DIRECTION
Report every line in the listing below where the string "this" shows up.

(Figure content listings)
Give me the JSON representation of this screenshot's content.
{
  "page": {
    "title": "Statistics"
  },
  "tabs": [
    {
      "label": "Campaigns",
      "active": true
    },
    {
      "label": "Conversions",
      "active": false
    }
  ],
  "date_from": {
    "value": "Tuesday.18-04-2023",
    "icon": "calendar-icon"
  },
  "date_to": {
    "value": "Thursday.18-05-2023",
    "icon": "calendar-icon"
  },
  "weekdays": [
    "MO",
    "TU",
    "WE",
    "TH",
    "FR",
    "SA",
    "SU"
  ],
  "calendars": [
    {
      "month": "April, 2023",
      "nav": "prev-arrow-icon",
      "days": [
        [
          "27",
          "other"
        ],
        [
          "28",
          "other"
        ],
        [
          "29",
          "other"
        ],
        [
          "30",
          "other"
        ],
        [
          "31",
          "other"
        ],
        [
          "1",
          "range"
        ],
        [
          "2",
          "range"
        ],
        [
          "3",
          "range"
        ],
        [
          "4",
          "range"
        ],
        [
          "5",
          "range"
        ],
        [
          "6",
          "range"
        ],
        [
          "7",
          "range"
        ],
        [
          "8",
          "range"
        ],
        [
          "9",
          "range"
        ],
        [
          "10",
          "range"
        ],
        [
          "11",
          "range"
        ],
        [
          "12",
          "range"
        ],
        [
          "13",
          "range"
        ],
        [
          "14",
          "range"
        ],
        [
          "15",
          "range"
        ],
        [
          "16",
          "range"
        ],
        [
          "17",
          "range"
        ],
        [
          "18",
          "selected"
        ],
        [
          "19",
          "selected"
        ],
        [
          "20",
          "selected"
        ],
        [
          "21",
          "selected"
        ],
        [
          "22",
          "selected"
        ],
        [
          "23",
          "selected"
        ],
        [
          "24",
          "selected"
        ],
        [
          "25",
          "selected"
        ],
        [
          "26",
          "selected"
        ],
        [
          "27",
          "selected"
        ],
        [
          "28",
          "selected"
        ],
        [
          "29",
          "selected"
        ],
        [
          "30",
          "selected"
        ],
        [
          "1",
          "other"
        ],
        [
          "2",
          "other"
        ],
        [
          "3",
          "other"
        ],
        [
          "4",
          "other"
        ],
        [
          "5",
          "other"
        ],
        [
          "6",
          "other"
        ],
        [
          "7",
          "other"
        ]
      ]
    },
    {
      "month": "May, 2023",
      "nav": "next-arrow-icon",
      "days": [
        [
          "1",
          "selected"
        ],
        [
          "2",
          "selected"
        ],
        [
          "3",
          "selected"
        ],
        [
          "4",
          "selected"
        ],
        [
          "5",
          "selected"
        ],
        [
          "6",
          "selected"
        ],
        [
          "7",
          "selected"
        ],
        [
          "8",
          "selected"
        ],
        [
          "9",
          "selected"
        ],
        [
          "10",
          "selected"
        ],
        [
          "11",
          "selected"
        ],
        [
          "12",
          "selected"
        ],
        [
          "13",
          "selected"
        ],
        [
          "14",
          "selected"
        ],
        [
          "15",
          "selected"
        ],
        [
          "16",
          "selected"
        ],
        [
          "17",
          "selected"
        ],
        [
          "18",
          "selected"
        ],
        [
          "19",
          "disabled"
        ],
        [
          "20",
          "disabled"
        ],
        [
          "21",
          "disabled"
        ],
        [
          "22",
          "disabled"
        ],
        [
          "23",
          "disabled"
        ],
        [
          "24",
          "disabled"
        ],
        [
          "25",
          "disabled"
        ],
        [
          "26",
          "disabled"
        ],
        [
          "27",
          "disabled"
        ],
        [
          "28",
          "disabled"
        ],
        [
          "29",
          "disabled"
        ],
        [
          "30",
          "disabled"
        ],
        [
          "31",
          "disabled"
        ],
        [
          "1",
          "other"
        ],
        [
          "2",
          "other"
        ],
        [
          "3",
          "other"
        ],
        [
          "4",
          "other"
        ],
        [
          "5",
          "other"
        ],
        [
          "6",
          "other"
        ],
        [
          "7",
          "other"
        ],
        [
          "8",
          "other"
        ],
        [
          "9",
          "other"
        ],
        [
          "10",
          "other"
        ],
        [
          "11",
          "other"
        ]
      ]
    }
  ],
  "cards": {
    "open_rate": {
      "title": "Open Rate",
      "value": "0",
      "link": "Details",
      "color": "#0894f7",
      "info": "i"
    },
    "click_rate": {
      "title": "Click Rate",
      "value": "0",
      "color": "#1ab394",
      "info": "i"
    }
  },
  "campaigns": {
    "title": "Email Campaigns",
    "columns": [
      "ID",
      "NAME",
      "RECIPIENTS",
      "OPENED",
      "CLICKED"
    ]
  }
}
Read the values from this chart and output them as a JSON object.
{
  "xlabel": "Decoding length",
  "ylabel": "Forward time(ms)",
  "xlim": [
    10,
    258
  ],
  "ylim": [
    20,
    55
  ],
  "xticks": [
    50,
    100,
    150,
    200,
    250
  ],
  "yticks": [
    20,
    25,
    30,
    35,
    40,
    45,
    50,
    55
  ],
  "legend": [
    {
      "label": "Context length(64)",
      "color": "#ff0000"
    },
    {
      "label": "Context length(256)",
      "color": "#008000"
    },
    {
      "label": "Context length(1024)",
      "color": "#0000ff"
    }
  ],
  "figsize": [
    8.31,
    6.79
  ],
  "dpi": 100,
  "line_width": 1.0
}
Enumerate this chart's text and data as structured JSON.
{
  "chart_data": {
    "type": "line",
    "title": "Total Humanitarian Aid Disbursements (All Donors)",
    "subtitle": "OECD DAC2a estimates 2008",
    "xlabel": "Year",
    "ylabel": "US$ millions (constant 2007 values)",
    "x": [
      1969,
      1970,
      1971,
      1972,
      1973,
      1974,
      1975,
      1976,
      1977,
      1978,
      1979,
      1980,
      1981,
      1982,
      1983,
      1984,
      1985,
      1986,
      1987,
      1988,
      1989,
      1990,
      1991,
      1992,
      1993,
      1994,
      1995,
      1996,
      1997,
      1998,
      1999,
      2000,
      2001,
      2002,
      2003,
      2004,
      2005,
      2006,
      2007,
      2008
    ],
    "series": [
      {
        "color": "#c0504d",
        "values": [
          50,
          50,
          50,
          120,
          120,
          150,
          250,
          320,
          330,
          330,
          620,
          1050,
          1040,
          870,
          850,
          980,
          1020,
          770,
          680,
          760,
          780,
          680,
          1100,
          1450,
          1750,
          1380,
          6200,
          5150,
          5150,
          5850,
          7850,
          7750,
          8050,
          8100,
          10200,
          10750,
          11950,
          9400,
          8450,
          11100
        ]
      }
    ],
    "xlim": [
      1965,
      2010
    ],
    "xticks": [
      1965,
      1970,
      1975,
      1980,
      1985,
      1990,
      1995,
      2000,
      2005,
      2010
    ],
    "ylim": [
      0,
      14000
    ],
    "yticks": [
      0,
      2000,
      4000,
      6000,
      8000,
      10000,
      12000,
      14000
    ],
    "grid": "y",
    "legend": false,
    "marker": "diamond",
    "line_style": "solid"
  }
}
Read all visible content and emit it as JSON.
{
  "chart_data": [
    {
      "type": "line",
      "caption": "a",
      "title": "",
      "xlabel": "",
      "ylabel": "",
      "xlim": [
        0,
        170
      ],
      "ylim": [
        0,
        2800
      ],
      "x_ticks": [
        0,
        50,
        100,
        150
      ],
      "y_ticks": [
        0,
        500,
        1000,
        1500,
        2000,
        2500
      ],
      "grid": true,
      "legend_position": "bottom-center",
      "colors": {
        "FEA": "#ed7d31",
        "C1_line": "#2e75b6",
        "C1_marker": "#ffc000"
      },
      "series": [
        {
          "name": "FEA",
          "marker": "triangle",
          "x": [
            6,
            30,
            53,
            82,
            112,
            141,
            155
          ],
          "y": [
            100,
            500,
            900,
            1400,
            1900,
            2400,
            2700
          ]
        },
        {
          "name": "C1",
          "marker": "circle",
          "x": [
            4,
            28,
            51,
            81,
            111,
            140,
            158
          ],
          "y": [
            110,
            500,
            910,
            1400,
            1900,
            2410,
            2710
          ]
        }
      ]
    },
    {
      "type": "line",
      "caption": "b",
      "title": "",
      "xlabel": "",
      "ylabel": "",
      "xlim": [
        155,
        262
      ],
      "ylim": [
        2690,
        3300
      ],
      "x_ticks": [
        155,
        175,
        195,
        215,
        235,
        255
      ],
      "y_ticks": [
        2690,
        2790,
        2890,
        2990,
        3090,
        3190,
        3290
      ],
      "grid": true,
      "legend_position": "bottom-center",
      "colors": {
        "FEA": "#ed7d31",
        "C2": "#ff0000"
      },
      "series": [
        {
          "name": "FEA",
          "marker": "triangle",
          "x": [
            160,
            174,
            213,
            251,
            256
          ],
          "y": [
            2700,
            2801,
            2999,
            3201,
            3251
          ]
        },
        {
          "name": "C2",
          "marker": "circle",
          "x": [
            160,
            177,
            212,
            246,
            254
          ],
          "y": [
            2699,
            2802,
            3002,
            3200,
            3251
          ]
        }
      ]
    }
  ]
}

ANSWER TO THE PROBLEM
Give me the JSON representation of this screenshot's content.
Read the values from this chart and output them as a JSON object.
Enumerate this chart's text and data as structured JSON.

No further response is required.